__What needs to be done__:
Write the records out again exactly, leaving no images in.
========================
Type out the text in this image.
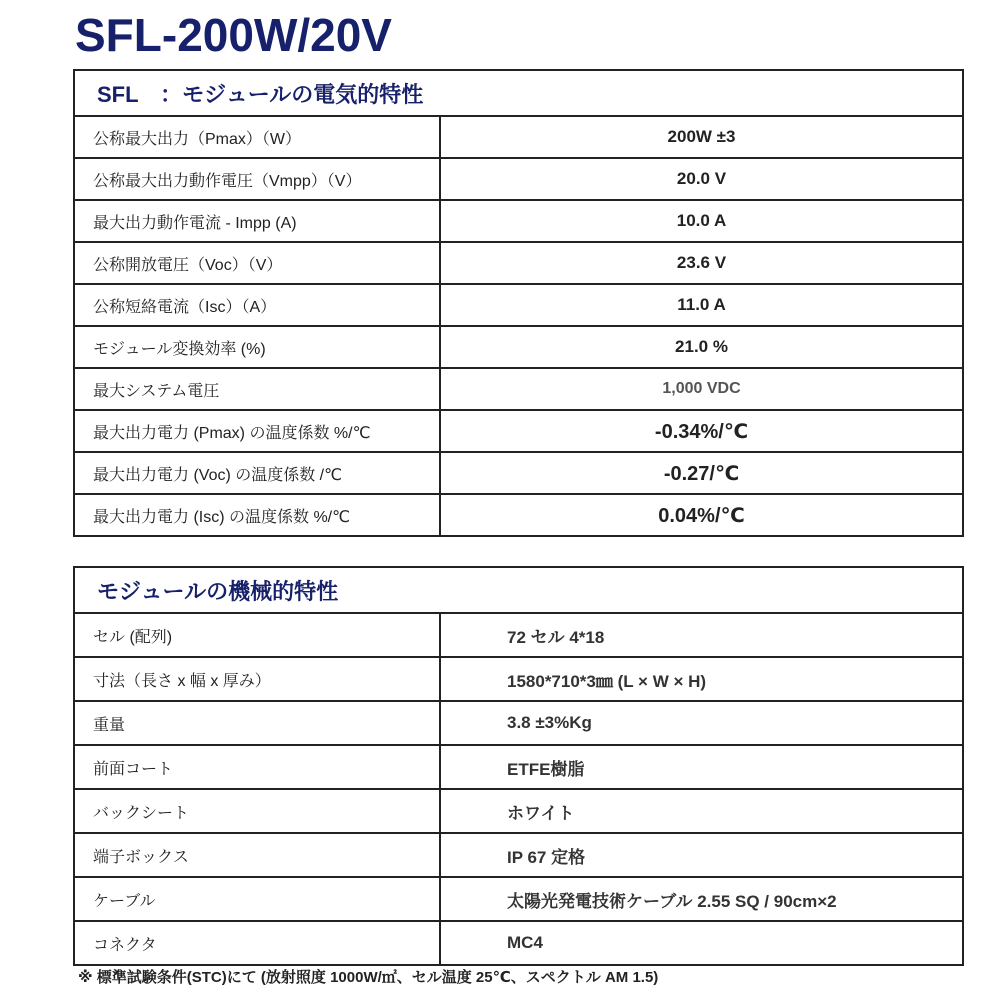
SFL-200W/20V
SFL　：モジュールの電気的特性	
公称最大出力（Pmax）（W）	200W ±3
公称最大出力動作電圧（Vmpp）（V）	20.0 V
最大出力動作電流 - Impp (A)	10.0 A
公称開放電圧（Voc）（V）	23.6 V
公称短絡電流（Isc）（A）	11.0 A
モジュール変換効率 (%)	21.0 %
最大システム電圧	1,000 VDC
最大出力電力 (Pmax) の温度係数 %/℃	-0.34%/℃
最大出力電力 (Voc) の温度係数 /℃	-0.27/℃
最大出力電力 (Isc) の温度係数 %/℃	0.04%/℃
モジュールの機械的特性	
セル (配列)	72 セル 4*18
寸法（長さ x 幅 x 厚み）	1580*710*3㎜ (L × W × H)
重量	3.8 ±3%Kg
前面コート	ETFE樹脂
バックシート	ホワイト
端子ボックス	IP 67 定格
ケーブル	太陽光発電技術ケーブル 2.55 SQ / 90cm×2
コネクタ	MC4
※ 標準試験条件(STC)にて (放射照度 1000W/㎡、セル温度 25℃、スペクトル AM 1.5)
========================
__Reply__:
Type out the text in this image.
SFL-200W/20V
SFL　：モジュールの電気的特性	
公称最大出力（Pmax）（W）	200W ±3
公称最大出力動作電圧（Vmpp）（V）	20.0 V
最大出力動作電流 - Impp (A)	10.0 A
公称開放電圧（Voc）（V）	23.6 V
公称短絡電流（Isc）（A）	11.0 A
モジュール変換効率 (%)	21.0 %
最大システム電圧	1,000 VDC
最大出力電力 (Pmax) の温度係数 %/℃	-0.34%/℃
最大出力電力 (Voc) の温度係数 /℃	-0.27/℃
最大出力電力 (Isc) の温度係数 %/℃	0.04%/℃
モジュールの機械的特性	
セル (配列)	72 セル 4*18
寸法（長さ x 幅 x 厚み）	1580*710*3㎜ (L × W × H)
重量	3.8 ±3%Kg
前面コート	ETFE樹脂
バックシート	ホワイト
端子ボックス	IP 67 定格
ケーブル	太陽光発電技術ケーブル 2.55 SQ / 90cm×2
コネクタ	MC4
※ 標準試験条件(STC)にて (放射照度 1000W/㎡、セル温度 25℃、スペクトル AM 1.5)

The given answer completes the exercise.